THE PROBLEM –
Please explain, in one to three sentences, why Erica turned down the cabin tenants' offer of a ride out, as the trip account below gives it.
--- START EXTRACTED TEXT ---
Eventually, after dousing it was hot water repeatedly, it was deemed a lost cause, as the freewheeling was only getting worse, and now it was making grinding noises too. By this point, Tom and Erica had arrived, and they were also welcomed in, and quickly had food thrust into their hands. Erica iced her knee, and we started discussing what to do about David’s broken bike. Remus and Shiloh, the dogs, had wormed themselves inside at this point and were crashed out on the cabin floor, snoozing. David was all for walking out, pushing the bike, but the cabin tenants, Mike, Maureen, Mike and Lynn, quickly insisted that he stay with them, and get a ride out in the morning. They also offered Erica a ride out, but she declined, saying that we were sure to see them the following morning, so if one of us needed to be hauled out we could hitch a ride then. They had four snowmachines and several large sleds, and insisted that they had enough room to haul several of us out without a problem. Eventually we left the Mikes, Maureen, and Lynn with David, and made our way to Caribou Bluff cabin. It was slightly under a 3 hour ride, with a fair number of stops, and I arrived at around 11pm. I was happy to see the cabin was still warm from the previous tenants, though less happy with the bag of smelly trash they also left. After dinner and snacks, we headed off to bed. My other discount dinner of chipotle chicken with noodles was tasty!
--- END EXTRACTED TEXT ---
--- START EXTRACTED DATA ---
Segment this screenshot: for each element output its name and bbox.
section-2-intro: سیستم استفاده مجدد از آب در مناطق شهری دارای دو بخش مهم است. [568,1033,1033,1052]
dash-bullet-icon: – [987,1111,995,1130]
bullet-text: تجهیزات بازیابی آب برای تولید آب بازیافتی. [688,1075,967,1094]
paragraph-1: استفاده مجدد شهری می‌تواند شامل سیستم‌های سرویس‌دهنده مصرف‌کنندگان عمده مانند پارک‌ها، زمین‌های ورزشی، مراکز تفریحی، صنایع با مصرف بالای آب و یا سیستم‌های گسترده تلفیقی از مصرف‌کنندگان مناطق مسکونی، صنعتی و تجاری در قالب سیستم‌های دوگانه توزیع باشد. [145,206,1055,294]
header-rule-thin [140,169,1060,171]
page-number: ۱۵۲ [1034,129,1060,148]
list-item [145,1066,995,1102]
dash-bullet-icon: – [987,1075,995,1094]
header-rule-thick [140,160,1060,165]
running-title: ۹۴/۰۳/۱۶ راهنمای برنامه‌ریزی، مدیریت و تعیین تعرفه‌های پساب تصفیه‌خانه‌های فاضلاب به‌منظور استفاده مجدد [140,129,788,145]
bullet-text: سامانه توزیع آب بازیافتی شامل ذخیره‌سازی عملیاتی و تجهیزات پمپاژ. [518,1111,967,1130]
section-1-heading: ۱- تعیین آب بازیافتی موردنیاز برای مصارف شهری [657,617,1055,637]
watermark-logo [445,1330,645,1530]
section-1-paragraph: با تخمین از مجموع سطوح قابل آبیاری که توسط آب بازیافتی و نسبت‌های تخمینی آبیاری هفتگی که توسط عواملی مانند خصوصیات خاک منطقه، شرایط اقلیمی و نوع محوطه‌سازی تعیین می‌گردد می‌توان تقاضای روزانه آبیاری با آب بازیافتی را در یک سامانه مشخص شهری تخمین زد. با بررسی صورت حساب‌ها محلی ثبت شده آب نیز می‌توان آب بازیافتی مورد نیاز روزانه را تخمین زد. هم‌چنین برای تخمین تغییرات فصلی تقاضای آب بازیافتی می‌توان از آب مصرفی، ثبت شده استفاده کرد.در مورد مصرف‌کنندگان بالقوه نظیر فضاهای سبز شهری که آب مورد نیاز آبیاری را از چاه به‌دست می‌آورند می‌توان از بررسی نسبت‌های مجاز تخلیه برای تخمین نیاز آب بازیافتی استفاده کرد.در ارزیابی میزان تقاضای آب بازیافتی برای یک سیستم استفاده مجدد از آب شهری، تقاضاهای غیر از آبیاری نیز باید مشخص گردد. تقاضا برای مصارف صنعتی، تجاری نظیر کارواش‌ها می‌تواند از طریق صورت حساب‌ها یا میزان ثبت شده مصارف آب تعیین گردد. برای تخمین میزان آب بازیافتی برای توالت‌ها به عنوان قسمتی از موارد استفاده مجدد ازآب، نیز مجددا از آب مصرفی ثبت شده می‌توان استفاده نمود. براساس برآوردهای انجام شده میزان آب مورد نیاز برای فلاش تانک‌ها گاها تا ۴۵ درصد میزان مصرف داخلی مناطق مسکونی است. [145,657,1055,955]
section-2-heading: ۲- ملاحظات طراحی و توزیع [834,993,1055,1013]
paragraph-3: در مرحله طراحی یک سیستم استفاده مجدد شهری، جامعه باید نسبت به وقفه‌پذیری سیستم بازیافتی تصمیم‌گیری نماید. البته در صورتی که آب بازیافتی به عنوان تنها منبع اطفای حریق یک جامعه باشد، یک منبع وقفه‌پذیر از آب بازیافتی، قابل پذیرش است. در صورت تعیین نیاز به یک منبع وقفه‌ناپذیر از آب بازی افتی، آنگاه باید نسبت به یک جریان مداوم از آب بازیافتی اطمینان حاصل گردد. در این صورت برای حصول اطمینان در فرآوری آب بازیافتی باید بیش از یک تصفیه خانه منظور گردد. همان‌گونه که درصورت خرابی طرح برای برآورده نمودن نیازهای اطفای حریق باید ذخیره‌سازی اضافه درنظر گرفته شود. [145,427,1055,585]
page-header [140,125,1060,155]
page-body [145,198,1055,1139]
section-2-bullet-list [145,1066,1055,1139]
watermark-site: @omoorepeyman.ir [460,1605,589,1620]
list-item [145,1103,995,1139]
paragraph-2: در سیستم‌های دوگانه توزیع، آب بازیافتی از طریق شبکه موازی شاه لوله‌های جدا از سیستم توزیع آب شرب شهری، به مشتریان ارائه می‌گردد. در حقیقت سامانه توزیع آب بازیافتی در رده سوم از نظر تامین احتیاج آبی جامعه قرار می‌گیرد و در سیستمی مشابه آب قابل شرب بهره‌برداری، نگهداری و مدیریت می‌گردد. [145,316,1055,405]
--- END EXTRACTED DATA ---
SOLUTION FOR THIS EXERCISE –
Erica said the group was sure to see the tenants again the following morning. If one of them needed to be hauled out, they could hitch a ride then. The tenants had four snowmachines and several large sleds, so they had room to haul several people.